[START OF TEXT EXCERPT]

The proper way to use arrowroot, is to mix the arrowroot into a "slurry," then add it to liquid, that is on the flame, and hot but slightly off the boil -- in other words, at a simmer. The mixture is taken off the heat immediately and stirred. Thickening is almost instantaneous. No _extra_ cooking is required to get rid of any raw taste as with corn starch or flour. The proper proportion to make a slurry are 1 part arrowroot to 2 parts liquid by volume. The proper amount for yours as for most purposes is 1 tsp arrowroot per cup of liquid. If you do decide to use arrowroot, I suggest using it in combination with gelatin as follows. Bloom 2 tsp powdered gelatin in 2 tbs water. Add to the base after the arrowroot, and stir in.

Note: Arrowroot thickened sauces can be fragile. I don't know how well it will hold up in the freezer, which is one of the reasons I suggested using gelatin. When starch thickeners are used for frozen bases gelatin is often used as well in order to stabilize the air content.

Guar gum is a very powerful emulsifier. The usual dicta is 1 guar gum = 8 corn starch, but it's inexact. So, for your quart of ice cream, something between 1/4 and 1/2 tsp ought to do it for you. Guar gum does not require heat. Locust and xanthan do pretty much the same thing, I'd fool around with guar first since it's so readily available.

When it comes to ultra smooth ice cream the keys are usually: A) Lots of fat; B) Freezing very quickly to avoid formation of large ice crystals; C) Storage at a temperature above freezing; and D) Sieving the base to smooth it. You're starting with a fairly low fat milk and are not very amenable to the egg custard technique that adds more. And, storage is a problem too.

[END OF TEXT EXCERPT]
[START OF INFORMATION GIVEN]

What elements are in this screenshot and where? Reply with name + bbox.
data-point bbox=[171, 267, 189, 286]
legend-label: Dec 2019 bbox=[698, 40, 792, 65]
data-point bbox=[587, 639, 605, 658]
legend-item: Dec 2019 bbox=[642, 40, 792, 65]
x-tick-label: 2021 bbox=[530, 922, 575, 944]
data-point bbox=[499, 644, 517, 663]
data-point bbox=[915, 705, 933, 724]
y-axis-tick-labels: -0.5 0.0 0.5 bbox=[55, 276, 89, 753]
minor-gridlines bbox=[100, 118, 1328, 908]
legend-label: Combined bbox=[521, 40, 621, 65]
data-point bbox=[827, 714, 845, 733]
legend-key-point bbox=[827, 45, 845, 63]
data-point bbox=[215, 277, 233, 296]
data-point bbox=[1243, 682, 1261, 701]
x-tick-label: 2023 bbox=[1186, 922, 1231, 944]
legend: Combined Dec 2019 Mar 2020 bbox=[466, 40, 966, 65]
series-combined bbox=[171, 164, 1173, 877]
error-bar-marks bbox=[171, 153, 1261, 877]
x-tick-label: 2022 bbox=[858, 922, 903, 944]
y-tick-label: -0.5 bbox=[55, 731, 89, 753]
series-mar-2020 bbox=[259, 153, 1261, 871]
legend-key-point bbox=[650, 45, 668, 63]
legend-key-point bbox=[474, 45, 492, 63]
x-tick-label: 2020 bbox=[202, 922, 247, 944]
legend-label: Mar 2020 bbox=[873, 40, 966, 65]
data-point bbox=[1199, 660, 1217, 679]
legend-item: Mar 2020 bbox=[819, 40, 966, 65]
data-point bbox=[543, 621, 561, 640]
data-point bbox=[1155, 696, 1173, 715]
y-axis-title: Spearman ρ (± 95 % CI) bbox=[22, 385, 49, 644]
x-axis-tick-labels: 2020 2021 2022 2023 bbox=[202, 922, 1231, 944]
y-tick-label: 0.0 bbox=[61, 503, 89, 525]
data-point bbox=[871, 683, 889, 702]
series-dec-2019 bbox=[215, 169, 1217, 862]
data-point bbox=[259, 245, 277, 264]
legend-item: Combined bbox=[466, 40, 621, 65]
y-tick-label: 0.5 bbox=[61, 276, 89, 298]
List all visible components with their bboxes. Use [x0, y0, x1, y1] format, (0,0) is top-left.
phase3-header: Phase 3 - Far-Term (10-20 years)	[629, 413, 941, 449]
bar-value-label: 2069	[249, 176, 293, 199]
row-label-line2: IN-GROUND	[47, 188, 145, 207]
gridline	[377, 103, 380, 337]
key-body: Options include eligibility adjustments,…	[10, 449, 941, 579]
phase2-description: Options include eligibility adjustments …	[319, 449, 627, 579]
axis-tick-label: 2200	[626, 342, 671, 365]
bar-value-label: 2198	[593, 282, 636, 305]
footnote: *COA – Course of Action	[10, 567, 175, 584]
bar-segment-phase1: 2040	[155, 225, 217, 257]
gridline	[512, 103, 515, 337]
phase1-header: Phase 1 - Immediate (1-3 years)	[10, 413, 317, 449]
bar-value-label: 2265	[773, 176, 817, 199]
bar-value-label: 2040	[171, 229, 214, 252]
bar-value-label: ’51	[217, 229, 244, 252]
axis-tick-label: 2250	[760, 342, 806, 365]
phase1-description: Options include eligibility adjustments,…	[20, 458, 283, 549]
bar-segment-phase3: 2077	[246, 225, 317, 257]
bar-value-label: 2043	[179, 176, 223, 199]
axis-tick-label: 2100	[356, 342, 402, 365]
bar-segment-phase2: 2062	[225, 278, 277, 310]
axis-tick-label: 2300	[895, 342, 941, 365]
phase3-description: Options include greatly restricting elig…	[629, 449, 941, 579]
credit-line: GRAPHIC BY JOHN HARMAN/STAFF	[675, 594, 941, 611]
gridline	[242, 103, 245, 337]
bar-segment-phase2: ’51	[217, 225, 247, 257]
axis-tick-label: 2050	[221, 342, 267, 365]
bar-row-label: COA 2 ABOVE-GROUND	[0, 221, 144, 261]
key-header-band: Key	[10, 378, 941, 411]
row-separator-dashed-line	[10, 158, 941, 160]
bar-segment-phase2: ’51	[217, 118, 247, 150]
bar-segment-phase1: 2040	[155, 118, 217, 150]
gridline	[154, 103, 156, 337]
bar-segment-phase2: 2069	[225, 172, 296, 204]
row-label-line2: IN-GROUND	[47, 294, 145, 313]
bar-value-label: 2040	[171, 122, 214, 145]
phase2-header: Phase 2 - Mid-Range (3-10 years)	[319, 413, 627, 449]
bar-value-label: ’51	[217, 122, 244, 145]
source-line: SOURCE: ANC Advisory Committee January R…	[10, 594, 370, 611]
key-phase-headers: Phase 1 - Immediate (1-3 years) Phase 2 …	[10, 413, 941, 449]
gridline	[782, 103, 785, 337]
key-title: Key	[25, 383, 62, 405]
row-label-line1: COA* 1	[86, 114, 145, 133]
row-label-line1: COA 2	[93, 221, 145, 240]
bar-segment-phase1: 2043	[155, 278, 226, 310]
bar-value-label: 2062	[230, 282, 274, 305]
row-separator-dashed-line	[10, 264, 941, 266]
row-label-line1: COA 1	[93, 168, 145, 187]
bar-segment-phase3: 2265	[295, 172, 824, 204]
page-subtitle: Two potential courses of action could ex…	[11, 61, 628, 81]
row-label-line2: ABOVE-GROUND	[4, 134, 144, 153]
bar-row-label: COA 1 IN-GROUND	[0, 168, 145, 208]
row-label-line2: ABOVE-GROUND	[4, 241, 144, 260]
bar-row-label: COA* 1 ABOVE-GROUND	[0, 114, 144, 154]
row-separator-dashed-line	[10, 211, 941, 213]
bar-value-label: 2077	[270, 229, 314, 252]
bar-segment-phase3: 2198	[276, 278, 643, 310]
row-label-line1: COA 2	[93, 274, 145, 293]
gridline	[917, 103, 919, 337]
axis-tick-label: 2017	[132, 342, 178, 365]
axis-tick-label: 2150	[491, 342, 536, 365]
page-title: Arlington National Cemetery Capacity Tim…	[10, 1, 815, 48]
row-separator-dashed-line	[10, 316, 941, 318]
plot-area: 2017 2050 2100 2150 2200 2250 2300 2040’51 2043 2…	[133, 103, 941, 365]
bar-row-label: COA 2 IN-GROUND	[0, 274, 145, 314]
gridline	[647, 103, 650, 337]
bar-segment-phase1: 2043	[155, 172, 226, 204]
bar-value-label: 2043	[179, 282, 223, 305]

[END OF INFORMATION GIVEN]

EXERCISE SET.
1) Please write out everything in the thickener text from "Note: Arrowroot thickened" down to "so readily available.".
2) In one to three sentences, explain why the thickener text recommends pairing gelatin with arrowroot.

SOLUTIONS.
1)
Note: Arrowroot thickened sauces can be fragile. I don't know how well it will hold up in the freezer, which is one of the reasons I suggested using gelatin. When starch thickeners are used for frozen bases gelatin is often used as well in order to stabilize the air content.

Guar gum is a very powerful emulsifier. The usual dicta is 1 guar gum = 8 corn starch, but it's inexact. So, for your quart of ice cream, something between 1/4 and 1/2 tsp ought to do it for you. Guar gum does not require heat. Locust and xanthan do pretty much the same thing, I'd fool around with guar first since it's so readily available.

2) Arrowroot-thickened sauces can be fragile, and the writer doesn't know how well one would hold up in the freezer. When starch thickeners are used for frozen bases, gelatin is often added to stabilize the air content.